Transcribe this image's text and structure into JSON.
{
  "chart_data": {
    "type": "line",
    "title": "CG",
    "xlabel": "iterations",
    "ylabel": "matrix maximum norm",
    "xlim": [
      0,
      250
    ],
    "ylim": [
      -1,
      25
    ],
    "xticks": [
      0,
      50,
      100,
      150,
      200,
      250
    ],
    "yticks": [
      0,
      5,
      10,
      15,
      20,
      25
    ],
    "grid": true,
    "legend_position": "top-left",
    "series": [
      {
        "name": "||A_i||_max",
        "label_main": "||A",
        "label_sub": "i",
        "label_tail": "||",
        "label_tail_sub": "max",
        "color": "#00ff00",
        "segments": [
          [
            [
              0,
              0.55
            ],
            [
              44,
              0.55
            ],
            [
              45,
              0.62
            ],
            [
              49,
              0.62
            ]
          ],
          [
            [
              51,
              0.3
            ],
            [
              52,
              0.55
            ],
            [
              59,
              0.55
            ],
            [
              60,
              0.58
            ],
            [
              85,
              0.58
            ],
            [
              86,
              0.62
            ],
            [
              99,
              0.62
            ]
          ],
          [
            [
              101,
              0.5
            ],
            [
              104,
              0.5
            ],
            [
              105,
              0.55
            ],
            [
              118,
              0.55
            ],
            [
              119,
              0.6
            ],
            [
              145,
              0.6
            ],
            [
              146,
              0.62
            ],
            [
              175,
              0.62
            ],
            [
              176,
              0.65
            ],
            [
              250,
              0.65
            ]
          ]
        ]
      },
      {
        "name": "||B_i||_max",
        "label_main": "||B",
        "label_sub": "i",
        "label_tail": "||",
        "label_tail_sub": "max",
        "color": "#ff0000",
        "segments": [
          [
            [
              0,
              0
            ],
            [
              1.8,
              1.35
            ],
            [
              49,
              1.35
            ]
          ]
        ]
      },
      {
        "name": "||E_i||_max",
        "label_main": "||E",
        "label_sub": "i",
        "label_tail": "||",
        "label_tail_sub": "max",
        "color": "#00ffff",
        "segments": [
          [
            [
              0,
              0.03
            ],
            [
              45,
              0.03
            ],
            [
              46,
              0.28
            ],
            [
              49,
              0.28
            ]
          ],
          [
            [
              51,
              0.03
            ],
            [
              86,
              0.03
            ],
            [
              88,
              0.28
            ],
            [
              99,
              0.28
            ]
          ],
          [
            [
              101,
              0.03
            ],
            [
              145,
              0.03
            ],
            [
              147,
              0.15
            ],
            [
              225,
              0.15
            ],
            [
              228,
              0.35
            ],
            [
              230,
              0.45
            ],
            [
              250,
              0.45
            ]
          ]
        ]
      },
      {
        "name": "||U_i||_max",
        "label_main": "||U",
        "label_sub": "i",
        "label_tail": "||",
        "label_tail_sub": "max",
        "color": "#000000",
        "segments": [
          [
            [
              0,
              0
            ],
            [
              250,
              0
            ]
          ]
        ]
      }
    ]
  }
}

*WRITTEN TASK*. Which lines include the word "name"? Copy every one of them.

*TASK SOLUTION*.
        "name": "||A_i||_max",
        "name": "||B_i||_max",
        "name": "||E_i||_max",
        "name": "||U_i||_max",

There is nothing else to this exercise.